▼▼▼

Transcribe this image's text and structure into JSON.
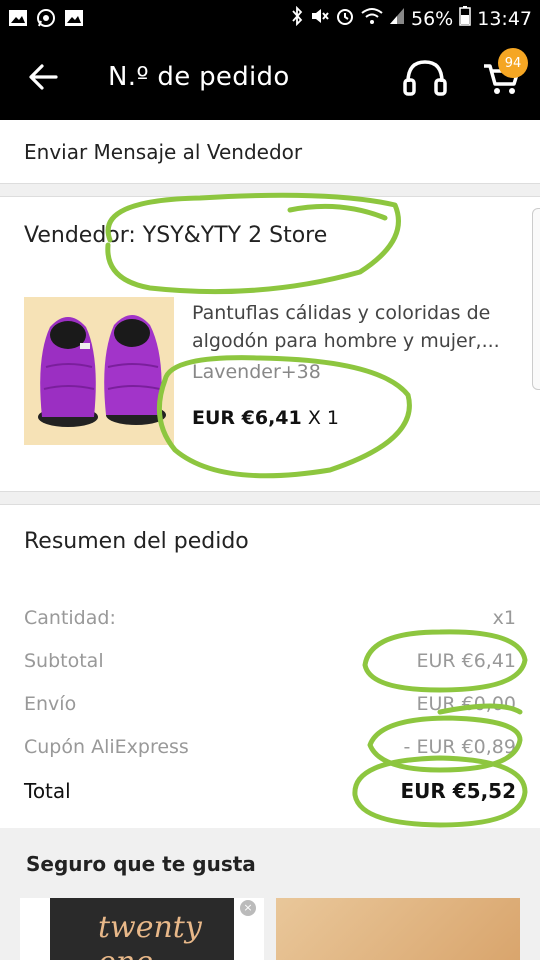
{
  "status_bar": {
    "battery": "56%",
    "time": "13:47"
  },
  "app_bar": {
    "title": "N.º de pedido",
    "cart_count": "94"
  },
  "message_seller": {
    "label": "Enviar Mensaje al Vendedor"
  },
  "order": {
    "seller": "Vendedor: YSY&YTY 2 Store",
    "product": {
      "title": "Pantuflas cálidas y coloridas de algodón para hombre y mujer,...",
      "variant": "Lavender+38",
      "price": "EUR €6,41",
      "quantity": "X 1"
    }
  },
  "summary": {
    "title": "Resumen del pedido",
    "rows": [
      {
        "label": "Cantidad:",
        "value": "x1"
      },
      {
        "label": "Subtotal",
        "value": "EUR €6,41"
      },
      {
        "label": "Envío",
        "value": "EUR €0,00"
      },
      {
        "label": "Cupón AliExpress",
        "value": "- EUR €0,89"
      }
    ],
    "total": {
      "label": "Total",
      "value": "EUR €5,52"
    }
  },
  "recommendations": {
    "title": "Seguro que te gusta",
    "card1_text": "twenty one"
  },
  "colors": {
    "bar_bg": "#000000",
    "badge": "#f5a623",
    "annotation": "#8dc63f"
  }
}
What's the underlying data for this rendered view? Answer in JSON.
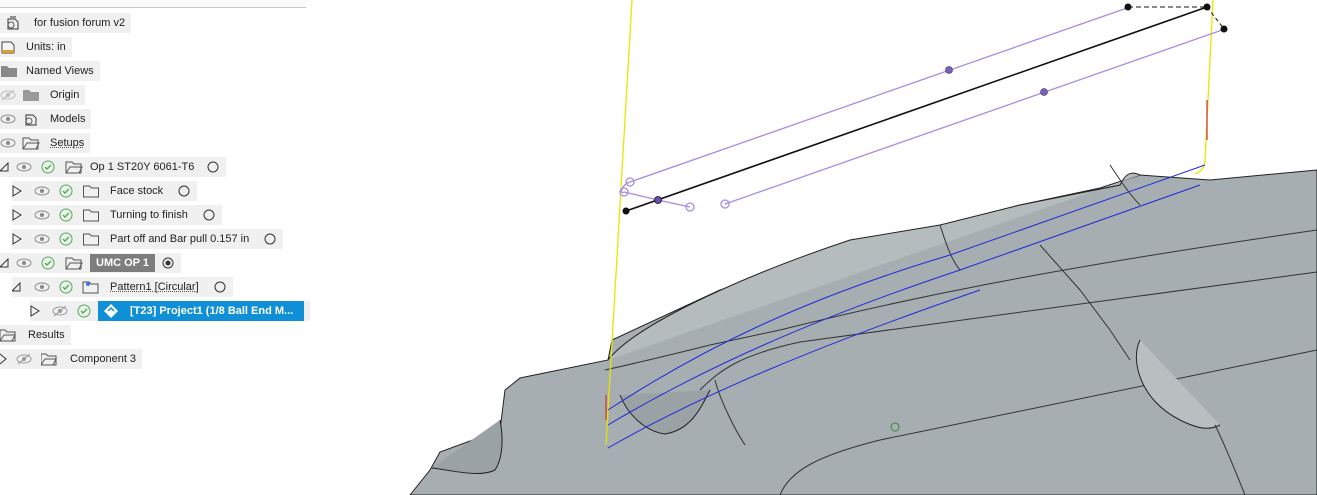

▲▲▲

[What is expected]
Each line that holds the string "value" counts once; give the total and nothing else.

[Written answer]
5